◆ **WHAT IS EXPECTED**:
Pull out each line of the records holding the string "voltage".

· · ·

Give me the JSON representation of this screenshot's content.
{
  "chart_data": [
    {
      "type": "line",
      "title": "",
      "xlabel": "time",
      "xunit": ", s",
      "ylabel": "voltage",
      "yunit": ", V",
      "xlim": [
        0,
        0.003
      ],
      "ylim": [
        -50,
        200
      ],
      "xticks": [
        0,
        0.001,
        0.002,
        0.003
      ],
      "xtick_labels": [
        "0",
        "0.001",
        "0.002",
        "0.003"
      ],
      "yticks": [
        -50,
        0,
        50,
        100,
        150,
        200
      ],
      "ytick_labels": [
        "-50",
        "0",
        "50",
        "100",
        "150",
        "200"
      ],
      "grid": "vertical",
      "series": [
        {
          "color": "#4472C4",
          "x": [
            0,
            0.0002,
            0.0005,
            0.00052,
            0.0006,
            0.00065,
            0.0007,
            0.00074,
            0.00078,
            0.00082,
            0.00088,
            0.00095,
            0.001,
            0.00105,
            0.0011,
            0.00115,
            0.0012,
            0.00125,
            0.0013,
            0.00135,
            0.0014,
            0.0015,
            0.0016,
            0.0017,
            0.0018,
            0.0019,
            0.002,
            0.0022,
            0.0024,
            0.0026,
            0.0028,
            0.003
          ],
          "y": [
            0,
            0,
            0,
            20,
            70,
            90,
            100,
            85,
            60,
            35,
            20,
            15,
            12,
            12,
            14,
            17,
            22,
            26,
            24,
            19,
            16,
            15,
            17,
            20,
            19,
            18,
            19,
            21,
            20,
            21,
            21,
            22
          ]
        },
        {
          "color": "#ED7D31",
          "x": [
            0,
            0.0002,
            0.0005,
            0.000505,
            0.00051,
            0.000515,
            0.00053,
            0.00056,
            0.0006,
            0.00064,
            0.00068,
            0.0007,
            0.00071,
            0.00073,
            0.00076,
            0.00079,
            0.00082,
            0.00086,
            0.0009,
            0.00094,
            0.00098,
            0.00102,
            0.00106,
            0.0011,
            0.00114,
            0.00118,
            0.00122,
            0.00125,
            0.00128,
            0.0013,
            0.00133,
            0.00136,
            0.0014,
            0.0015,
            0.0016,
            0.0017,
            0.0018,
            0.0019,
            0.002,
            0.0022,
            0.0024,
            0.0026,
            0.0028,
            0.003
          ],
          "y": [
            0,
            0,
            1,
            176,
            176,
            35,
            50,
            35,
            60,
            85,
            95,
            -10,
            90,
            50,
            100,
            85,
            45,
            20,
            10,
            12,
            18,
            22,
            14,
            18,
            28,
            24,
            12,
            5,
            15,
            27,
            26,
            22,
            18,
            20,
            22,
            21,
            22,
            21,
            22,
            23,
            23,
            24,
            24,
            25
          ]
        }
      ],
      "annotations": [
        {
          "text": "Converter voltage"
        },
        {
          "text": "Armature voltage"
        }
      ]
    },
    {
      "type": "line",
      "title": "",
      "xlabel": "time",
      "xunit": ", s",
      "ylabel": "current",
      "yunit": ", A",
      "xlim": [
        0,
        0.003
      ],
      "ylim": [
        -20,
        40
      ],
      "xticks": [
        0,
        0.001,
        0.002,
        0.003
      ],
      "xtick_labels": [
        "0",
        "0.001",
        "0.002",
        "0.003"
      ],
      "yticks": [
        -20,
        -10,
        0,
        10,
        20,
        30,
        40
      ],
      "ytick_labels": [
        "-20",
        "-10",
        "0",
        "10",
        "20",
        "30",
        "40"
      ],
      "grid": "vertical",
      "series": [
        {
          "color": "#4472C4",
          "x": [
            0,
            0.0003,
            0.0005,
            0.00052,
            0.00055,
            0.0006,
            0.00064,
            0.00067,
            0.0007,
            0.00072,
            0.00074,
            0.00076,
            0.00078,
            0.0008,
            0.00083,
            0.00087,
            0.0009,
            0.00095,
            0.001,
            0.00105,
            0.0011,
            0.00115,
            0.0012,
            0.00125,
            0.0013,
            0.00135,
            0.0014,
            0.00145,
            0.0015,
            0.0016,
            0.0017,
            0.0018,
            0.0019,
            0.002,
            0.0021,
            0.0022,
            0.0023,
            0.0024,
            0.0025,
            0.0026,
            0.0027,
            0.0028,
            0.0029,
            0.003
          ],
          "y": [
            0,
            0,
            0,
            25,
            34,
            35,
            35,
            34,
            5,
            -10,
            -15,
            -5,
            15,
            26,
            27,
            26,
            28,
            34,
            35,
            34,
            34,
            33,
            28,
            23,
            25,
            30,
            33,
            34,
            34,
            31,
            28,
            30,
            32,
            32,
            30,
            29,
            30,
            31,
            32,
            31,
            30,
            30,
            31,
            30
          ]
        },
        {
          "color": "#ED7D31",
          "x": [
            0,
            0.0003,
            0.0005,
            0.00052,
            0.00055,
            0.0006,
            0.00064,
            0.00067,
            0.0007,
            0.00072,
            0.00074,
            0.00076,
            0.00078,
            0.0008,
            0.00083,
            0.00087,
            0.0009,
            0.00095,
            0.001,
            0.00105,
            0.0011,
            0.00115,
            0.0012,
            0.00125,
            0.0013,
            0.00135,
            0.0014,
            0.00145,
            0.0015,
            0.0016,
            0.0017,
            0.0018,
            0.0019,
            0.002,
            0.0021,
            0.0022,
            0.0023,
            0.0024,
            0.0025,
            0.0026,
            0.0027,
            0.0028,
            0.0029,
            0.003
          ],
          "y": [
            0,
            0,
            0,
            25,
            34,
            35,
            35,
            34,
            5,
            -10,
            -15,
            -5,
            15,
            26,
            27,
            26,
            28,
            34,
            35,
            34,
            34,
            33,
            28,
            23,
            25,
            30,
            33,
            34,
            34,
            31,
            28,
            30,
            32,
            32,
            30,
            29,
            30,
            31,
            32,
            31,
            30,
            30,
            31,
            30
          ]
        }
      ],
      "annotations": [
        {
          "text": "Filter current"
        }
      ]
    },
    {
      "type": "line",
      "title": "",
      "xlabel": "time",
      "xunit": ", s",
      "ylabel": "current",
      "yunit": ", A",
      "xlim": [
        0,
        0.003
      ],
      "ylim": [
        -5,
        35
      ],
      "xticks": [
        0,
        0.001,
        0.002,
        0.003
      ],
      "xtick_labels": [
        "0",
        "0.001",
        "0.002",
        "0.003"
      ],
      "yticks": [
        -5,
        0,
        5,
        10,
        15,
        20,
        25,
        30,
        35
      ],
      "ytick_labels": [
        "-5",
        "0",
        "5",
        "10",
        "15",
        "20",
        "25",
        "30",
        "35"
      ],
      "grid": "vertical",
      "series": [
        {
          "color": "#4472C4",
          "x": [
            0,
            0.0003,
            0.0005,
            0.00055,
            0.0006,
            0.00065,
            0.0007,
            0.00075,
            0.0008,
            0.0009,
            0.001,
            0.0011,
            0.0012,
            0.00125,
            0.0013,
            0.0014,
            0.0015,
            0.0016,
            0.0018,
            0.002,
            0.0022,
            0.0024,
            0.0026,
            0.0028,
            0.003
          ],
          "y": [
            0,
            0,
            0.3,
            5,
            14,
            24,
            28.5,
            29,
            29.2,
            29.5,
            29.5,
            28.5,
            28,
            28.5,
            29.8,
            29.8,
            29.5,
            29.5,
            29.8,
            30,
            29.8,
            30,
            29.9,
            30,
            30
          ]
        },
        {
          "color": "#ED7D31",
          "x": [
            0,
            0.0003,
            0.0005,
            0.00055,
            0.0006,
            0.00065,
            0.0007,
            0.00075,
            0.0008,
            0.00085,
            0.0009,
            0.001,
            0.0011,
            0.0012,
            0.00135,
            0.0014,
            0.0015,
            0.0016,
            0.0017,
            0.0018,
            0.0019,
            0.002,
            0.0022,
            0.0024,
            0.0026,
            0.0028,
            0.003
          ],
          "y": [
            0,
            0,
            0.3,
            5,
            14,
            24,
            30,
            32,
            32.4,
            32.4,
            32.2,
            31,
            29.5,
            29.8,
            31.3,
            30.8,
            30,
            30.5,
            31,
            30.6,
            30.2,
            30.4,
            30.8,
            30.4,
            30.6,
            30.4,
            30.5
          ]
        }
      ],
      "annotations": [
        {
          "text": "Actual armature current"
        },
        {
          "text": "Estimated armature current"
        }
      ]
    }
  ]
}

· · ·

◆ **FINISHED TASK**:
      "ylabel": "voltage",
          "text": "Converter voltage"
          "text": "Armature voltage"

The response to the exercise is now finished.